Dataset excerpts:
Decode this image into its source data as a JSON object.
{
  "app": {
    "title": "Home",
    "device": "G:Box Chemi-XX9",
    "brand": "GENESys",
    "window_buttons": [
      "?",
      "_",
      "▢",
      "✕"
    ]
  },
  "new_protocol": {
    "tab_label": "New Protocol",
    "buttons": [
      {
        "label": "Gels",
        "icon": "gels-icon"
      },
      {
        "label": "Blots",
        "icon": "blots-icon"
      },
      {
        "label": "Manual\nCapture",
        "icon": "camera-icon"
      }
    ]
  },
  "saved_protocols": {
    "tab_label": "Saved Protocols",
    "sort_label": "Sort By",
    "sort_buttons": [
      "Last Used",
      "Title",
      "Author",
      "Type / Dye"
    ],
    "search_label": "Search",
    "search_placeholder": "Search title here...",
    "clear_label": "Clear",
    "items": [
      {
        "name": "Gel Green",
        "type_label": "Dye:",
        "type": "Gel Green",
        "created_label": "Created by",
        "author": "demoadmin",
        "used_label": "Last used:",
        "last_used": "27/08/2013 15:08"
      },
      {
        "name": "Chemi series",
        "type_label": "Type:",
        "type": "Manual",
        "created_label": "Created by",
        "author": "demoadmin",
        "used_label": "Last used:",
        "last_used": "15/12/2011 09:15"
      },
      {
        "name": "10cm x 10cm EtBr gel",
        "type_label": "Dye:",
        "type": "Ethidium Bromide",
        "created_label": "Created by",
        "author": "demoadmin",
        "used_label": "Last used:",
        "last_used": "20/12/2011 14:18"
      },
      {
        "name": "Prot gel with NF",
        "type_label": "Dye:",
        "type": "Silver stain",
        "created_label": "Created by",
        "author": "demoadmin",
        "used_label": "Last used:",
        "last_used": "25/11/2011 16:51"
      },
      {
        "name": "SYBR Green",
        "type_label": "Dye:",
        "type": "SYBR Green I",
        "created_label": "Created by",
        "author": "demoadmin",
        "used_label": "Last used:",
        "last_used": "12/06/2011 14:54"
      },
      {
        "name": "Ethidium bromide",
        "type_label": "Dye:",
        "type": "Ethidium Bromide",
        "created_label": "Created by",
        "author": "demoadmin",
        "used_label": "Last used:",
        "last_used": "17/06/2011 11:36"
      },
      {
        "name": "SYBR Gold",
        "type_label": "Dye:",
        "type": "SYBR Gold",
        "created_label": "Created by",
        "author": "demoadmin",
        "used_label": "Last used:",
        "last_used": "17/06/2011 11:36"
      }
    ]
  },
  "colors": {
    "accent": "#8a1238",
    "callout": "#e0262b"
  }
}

* YOUR INSTRUCTIONS *
Please transcribe each of the entries, exactly as written.

* SOLUTION FOR THIS TASK *
Decode this image into its source data as a JSON object.
{
  "app": {
    "title": "Home",
    "device": "G:Box Chemi-XX9",
    "brand": "GENESys",
    "window_buttons": [
      "?",
      "_",
      "▢",
      "✕"
    ]
  },
  "new_protocol": {
    "tab_label": "New Protocol",
    "buttons": [
      {
        "label": "Gels",
        "icon": "gels-icon"
      },
      {
        "label": "Blots",
        "icon": "blots-icon"
      },
      {
        "label": "Manual\nCapture",
        "icon": "camera-icon"
      }
    ]
  },
  "saved_protocols": {
    "tab_label": "Saved Protocols",
    "sort_label": "Sort By",
    "sort_buttons": [
      "Last Used",
      "Title",
      "Author",
      "Type / Dye"
    ],
    "search_label": "Search",
    "search_placeholder": "Search title here...",
    "clear_label": "Clear",
    "items": [
      {
        "name": "Gel Green",
        "type_label": "Dye:",
        "type": "Gel Green",
        "created_label": "Created by",
        "author": "demoadmin",
        "used_label": "Last used:",
        "last_used": "27/08/2013 15:08"
      },
      {
        "name": "Chemi series",
        "type_label": "Type:",
        "type": "Manual",
        "created_label": "Created by",
        "author": "demoadmin",
        "used_label": "Last used:",
        "last_used": "15/12/2011 09:15"
      },
      {
        "name": "10cm x 10cm EtBr gel",
        "type_label": "Dye:",
        "type": "Ethidium Bromide",
        "created_label": "Created by",
        "author": "demoadmin",
        "used_label": "Last used:",
        "last_used": "20/12/2011 14:18"
      },
      {
        "name": "Prot gel with NF",
        "type_label": "Dye:",
        "type": "Silver stain",
        "created_label": "Created by",
        "author": "demoadmin",
        "used_label": "Last used:",
        "last_used": "25/11/2011 16:51"
      },
      {
        "name": "SYBR Green",
        "type_label": "Dye:",
        "type": "SYBR Green I",
        "created_label": "Created by",
        "author": "demoadmin",
        "used_label": "Last used:",
        "last_used": "12/06/2011 14:54"
      },
      {
        "name": "Ethidium bromide",
        "type_label": "Dye:",
        "type": "Ethidium Bromide",
        "created_label": "Created by",
        "author": "demoadmin",
        "used_label": "Last used:",
        "last_used": "17/06/2011 11:36"
      },
      {
        "name": "SYBR Gold",
        "type_label": "Dye:",
        "type": "SYBR Gold",
        "created_label": "Created by",
        "author": "demoadmin",
        "used_label": "Last used:",
        "last_used": "17/06/2011 11:36"
      }
    ]
  },
  "colors": {
    "accent": "#8a1238",
    "callout": "#e0262b"
  }
}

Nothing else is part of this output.